● **Given request**: Reproduce the records below in their entirety, character for character.

● **Provided information**:
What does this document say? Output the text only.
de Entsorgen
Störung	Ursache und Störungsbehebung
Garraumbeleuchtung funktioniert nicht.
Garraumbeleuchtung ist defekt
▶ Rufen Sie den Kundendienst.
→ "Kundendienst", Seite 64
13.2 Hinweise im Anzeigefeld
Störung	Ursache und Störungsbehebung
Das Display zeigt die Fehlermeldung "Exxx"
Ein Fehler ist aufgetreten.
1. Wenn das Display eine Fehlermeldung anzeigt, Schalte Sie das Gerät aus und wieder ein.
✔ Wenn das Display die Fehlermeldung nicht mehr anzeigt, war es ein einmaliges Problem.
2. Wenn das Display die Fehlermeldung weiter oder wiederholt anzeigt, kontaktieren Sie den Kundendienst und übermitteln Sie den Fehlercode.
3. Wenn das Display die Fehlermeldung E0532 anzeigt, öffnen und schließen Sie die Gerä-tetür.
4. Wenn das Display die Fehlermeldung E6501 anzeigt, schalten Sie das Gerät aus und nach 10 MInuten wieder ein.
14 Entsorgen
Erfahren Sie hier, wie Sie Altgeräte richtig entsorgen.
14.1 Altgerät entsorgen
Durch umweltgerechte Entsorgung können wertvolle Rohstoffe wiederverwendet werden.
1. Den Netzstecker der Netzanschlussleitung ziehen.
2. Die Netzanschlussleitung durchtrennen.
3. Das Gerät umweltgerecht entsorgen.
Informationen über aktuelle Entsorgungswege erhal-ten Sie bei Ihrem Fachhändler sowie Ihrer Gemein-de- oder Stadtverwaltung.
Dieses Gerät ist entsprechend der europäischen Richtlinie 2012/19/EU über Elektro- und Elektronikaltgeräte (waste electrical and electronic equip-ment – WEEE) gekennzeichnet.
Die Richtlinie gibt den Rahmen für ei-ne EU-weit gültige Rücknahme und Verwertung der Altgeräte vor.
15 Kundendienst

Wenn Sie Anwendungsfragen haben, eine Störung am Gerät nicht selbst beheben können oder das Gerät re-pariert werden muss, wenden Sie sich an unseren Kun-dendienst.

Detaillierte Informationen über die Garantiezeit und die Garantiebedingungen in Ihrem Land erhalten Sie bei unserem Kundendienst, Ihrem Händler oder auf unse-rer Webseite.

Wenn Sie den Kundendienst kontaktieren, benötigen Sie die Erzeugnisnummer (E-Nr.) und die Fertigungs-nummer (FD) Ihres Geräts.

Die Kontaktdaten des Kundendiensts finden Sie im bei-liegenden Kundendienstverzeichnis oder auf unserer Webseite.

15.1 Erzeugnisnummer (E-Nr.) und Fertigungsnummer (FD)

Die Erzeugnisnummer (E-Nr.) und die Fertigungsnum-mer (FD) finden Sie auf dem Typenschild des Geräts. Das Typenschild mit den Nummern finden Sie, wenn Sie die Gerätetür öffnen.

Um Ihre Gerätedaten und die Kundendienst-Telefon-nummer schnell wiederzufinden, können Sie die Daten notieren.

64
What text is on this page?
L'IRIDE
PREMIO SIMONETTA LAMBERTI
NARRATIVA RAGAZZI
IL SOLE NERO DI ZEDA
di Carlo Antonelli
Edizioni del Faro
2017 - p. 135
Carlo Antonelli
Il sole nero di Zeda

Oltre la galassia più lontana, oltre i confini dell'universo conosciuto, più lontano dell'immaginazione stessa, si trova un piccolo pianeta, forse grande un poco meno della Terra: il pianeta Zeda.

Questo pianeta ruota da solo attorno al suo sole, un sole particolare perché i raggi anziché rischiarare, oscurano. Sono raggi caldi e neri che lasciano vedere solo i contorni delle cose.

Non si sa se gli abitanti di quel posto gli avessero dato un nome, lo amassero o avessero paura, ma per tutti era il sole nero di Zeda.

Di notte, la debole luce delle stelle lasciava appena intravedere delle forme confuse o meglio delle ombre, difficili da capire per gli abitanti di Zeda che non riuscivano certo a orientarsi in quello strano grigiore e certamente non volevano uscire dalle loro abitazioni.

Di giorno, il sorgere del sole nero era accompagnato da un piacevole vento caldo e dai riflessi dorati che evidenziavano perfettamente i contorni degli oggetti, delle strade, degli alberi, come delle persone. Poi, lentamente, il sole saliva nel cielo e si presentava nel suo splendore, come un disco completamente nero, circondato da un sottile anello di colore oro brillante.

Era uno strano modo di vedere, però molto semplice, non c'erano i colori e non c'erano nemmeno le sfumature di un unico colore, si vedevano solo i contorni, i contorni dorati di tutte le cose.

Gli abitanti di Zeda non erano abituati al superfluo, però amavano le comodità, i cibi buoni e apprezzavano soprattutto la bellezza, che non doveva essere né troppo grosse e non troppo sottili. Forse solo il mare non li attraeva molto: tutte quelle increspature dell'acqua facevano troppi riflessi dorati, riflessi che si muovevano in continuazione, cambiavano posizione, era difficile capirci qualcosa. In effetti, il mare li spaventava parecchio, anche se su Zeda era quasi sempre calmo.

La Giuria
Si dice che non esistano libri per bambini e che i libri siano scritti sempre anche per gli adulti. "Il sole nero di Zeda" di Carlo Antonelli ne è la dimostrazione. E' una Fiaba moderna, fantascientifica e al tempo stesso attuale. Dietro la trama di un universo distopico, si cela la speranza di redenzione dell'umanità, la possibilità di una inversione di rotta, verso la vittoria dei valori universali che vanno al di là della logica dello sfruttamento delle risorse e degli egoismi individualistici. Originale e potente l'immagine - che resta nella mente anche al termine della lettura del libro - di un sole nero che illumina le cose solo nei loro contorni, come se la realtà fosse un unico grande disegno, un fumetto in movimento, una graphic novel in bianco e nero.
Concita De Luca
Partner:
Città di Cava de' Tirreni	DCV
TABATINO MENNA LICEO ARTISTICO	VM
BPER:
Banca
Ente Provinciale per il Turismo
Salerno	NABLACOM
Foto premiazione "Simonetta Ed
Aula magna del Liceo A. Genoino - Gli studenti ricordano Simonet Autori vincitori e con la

● **Response below**:
What does this document say? Output the text only.
de Entsorgen
Störung	Ursache und Störungsbehebung
Garraumbeleuchtung funktioniert nicht.
Garraumbeleuchtung ist defekt
▶ Rufen Sie den Kundendienst.
→ "Kundendienst", Seite 64
13.2 Hinweise im Anzeigefeld
Störung	Ursache und Störungsbehebung
Das Display zeigt die Fehlermeldung "Exxx"
Ein Fehler ist aufgetreten.
1. Wenn das Display eine Fehlermeldung anzeigt, Schalte Sie das Gerät aus und wieder ein.
✔ Wenn das Display die Fehlermeldung nicht mehr anzeigt, war es ein einmaliges Problem.
2. Wenn das Display die Fehlermeldung weiter oder wiederholt anzeigt, kontaktieren Sie den Kundendienst und übermitteln Sie den Fehlercode.
3. Wenn das Display die Fehlermeldung E0532 anzeigt, öffnen und schließen Sie die Gerä-tetür.
4. Wenn das Display die Fehlermeldung E6501 anzeigt, schalten Sie das Gerät aus und nach 10 MInuten wieder ein.
14 Entsorgen
Erfahren Sie hier, wie Sie Altgeräte richtig entsorgen.
14.1 Altgerät entsorgen
Durch umweltgerechte Entsorgung können wertvolle Rohstoffe wiederverwendet werden.
1. Den Netzstecker der Netzanschlussleitung ziehen.
2. Die Netzanschlussleitung durchtrennen.
3. Das Gerät umweltgerecht entsorgen.
Informationen über aktuelle Entsorgungswege erhal-ten Sie bei Ihrem Fachhändler sowie Ihrer Gemein-de- oder Stadtverwaltung.
Dieses Gerät ist entsprechend der europäischen Richtlinie 2012/19/EU über Elektro- und Elektronikaltgeräte (waste electrical and electronic equip-ment – WEEE) gekennzeichnet.
Die Richtlinie gibt den Rahmen für ei-ne EU-weit gültige Rücknahme und Verwertung der Altgeräte vor.
15 Kundendienst

Wenn Sie Anwendungsfragen haben, eine Störung am Gerät nicht selbst beheben können oder das Gerät re-pariert werden muss, wenden Sie sich an unseren Kun-dendienst.

Detaillierte Informationen über die Garantiezeit und die Garantiebedingungen in Ihrem Land erhalten Sie bei unserem Kundendienst, Ihrem Händler oder auf unse-rer Webseite.

Wenn Sie den Kundendienst kontaktieren, benötigen Sie die Erzeugnisnummer (E-Nr.) und die Fertigungs-nummer (FD) Ihres Geräts.

Die Kontaktdaten des Kundendiensts finden Sie im bei-liegenden Kundendienstverzeichnis oder auf unserer Webseite.

15.1 Erzeugnisnummer (E-Nr.) und Fertigungsnummer (FD)

Die Erzeugnisnummer (E-Nr.) und die Fertigungsnum-mer (FD) finden Sie auf dem Typenschild des Geräts. Das Typenschild mit den Nummern finden Sie, wenn Sie die Gerätetür öffnen.

Um Ihre Gerätedaten und die Kundendienst-Telefon-nummer schnell wiederzufinden, können Sie die Daten notieren.

64
What text is on this page?
L'IRIDE
PREMIO SIMONETTA LAMBERTI
NARRATIVA RAGAZZI
IL SOLE NERO DI ZEDA
di Carlo Antonelli
Edizioni del Faro
2017 - p. 135
Carlo Antonelli
Il sole nero di Zeda

Oltre la galassia più lontana, oltre i confini dell'universo conosciuto, più lontano dell'immaginazione stessa, si trova un piccolo pianeta, forse grande un poco meno della Terra: il pianeta Zeda.

Questo pianeta ruota da solo attorno al suo sole, un sole particolare perché i raggi anziché rischiarare, oscurano. Sono raggi caldi e neri che lasciano vedere solo i contorni delle cose.

Non si sa se gli abitanti di quel posto gli avessero dato un nome, lo amassero o avessero paura, ma per tutti era il sole nero di Zeda.

Di notte, la debole luce delle stelle lasciava appena intravedere delle forme confuse o meglio delle ombre, difficili da capire per gli abitanti di Zeda che non riuscivano certo a orientarsi in quello strano grigiore e certamente non volevano uscire dalle loro abitazioni.

Di giorno, il sorgere del sole nero era accompagnato da un piacevole vento caldo e dai riflessi dorati che evidenziavano perfettamente i contorni degli oggetti, delle strade, degli alberi, come delle persone. Poi, lentamente, il sole saliva nel cielo e si presentava nel suo splendore, come un disco completamente nero, circondato da un sottile anello di colore oro brillante.

Era uno strano modo di vedere, però molto semplice, non c'erano i colori e non c'erano nemmeno le sfumature di un unico colore, si vedevano solo i contorni, i contorni dorati di tutte le cose.

Gli abitanti di Zeda non erano abituati al superfluo, però amavano le comodità, i cibi buoni e apprezzavano soprattutto la bellezza, che non doveva essere né troppo grosse e non troppo sottili. Forse solo il mare non li attraeva molto: tutte quelle increspature dell'acqua facevano troppi riflessi dorati, riflessi che si muovevano in continuazione, cambiavano posizione, era difficile capirci qualcosa. In effetti, il mare li spaventava parecchio, anche se su Zeda era quasi sempre calmo.

La Giuria
Si dice che non esistano libri per bambini e che i libri siano scritti sempre anche per gli adulti. "Il sole nero di Zeda" di Carlo Antonelli ne è la dimostrazione. E' una Fiaba moderna, fantascientifica e al tempo stesso attuale. Dietro la trama di un universo distopico, si cela la speranza di redenzione dell'umanità, la possibilità di una inversione di rotta, verso la vittoria dei valori universali che vanno al di là della logica dello sfruttamento delle risorse e degli egoismi individualistici. Originale e potente l'immagine - che resta nella mente anche al termine della lettura del libro - di un sole nero che illumina le cose solo nei loro contorni, come se la realtà fosse un unico grande disegno, un fumetto in movimento, una graphic novel in bianco e nero.
Concita De Luca
Partner:
Città di Cava de' Tirreni	DCV
TABATINO MENNA LICEO ARTISTICO	VM
BPER:
Banca
Ente Provinciale per il Turismo
Salerno	NABLACOM
Foto premiazione "Simonetta Ed
Aula magna del Liceo A. Genoino - Gli studenti ricordano Simonet Autori vincitori e con la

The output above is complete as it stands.